● **REQUEST**
Of all the lines in the records, how many hold the word "Joyce"? Answer with the number only.

● **RECORDS FOR THE EXERCISE**
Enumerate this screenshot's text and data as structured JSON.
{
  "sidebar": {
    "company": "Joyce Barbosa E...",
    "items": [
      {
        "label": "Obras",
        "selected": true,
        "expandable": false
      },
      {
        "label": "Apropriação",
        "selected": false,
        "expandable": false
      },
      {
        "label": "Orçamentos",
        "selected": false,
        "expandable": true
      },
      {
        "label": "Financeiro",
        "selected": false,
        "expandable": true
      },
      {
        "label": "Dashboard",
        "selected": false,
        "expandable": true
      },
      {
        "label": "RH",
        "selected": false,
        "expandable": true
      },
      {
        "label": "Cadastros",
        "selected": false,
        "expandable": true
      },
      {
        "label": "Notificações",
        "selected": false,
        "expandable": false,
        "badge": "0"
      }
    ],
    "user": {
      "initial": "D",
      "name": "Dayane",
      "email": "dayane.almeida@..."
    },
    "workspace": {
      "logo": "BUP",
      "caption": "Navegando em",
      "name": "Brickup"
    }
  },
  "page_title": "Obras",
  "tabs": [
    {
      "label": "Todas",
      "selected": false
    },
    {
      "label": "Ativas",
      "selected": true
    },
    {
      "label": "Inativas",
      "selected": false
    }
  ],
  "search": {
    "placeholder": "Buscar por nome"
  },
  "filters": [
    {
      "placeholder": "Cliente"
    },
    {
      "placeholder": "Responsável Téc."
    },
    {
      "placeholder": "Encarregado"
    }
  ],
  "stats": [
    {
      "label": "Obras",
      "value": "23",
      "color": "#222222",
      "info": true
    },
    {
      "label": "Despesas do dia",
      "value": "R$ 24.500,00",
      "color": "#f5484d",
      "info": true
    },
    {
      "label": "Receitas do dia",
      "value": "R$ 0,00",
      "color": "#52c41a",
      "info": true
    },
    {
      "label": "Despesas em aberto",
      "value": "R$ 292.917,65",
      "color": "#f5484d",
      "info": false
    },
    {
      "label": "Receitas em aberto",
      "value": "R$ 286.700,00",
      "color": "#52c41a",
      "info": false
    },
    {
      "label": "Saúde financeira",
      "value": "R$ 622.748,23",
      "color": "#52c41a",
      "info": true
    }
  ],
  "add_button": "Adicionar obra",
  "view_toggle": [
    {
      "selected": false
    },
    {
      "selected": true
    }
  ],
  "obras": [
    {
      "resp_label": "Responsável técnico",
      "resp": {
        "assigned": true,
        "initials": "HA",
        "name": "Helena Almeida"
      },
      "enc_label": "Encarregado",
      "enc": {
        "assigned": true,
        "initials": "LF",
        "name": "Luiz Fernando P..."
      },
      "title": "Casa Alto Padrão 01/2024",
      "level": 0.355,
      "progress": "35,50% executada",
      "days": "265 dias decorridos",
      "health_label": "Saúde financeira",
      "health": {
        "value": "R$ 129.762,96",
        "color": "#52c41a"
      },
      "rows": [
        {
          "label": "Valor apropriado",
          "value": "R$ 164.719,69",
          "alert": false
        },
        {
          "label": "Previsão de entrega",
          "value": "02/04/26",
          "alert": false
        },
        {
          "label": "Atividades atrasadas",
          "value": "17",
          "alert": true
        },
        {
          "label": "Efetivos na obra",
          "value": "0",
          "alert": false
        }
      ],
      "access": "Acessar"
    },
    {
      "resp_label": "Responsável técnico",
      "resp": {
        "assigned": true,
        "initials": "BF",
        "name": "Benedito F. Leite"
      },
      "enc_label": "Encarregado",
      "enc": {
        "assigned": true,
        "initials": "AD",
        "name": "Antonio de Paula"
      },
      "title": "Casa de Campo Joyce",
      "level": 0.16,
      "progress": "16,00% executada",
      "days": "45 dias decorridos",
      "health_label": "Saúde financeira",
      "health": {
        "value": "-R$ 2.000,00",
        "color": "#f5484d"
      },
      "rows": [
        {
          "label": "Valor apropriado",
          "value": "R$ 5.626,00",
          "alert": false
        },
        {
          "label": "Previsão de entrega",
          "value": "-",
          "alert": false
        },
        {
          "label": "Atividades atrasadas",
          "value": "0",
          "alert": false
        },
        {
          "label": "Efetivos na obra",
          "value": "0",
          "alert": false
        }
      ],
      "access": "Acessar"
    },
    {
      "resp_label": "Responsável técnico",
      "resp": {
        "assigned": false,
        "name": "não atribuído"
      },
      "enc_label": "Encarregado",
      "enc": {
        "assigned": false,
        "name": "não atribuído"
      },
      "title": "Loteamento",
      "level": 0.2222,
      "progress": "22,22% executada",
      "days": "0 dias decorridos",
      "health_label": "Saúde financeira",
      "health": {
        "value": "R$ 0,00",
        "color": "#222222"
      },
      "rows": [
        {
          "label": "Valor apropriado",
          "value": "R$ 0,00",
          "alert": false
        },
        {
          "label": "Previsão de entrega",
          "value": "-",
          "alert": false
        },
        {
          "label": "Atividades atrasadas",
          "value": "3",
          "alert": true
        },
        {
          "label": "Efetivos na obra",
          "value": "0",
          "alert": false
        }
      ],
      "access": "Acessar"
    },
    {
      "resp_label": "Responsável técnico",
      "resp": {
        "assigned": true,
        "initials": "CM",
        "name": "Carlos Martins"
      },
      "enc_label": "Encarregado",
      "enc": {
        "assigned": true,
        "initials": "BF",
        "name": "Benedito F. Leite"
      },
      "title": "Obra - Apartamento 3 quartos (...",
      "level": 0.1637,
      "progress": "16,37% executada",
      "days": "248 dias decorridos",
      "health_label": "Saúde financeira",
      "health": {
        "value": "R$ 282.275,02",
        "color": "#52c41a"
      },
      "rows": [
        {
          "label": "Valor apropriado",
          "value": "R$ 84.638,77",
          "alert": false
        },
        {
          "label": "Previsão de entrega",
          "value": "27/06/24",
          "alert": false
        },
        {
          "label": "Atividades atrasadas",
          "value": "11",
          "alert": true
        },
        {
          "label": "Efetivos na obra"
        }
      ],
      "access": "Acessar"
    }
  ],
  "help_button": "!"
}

==

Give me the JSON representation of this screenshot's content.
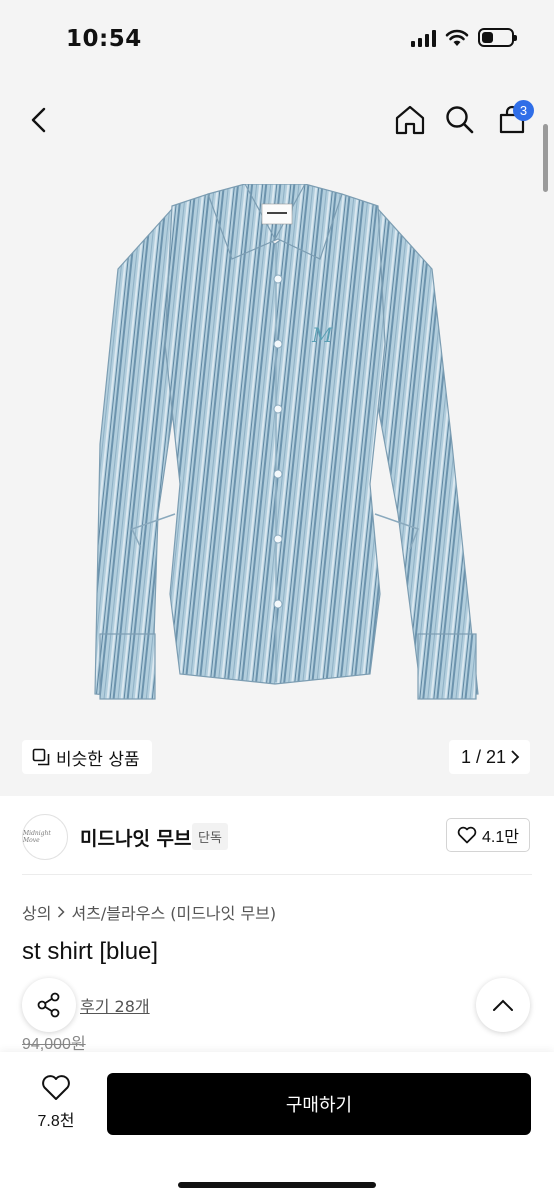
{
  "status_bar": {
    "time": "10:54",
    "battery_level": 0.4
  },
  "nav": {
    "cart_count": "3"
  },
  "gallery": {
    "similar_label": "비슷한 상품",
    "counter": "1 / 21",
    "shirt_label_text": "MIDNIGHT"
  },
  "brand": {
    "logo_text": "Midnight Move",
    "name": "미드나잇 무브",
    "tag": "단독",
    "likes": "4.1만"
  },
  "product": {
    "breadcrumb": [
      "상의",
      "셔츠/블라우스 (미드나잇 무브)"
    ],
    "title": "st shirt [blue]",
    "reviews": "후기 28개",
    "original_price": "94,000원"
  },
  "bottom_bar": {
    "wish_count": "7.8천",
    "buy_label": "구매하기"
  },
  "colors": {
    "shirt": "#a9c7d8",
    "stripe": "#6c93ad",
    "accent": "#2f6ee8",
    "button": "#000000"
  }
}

● **REPLY TO THE EXERCISE**
2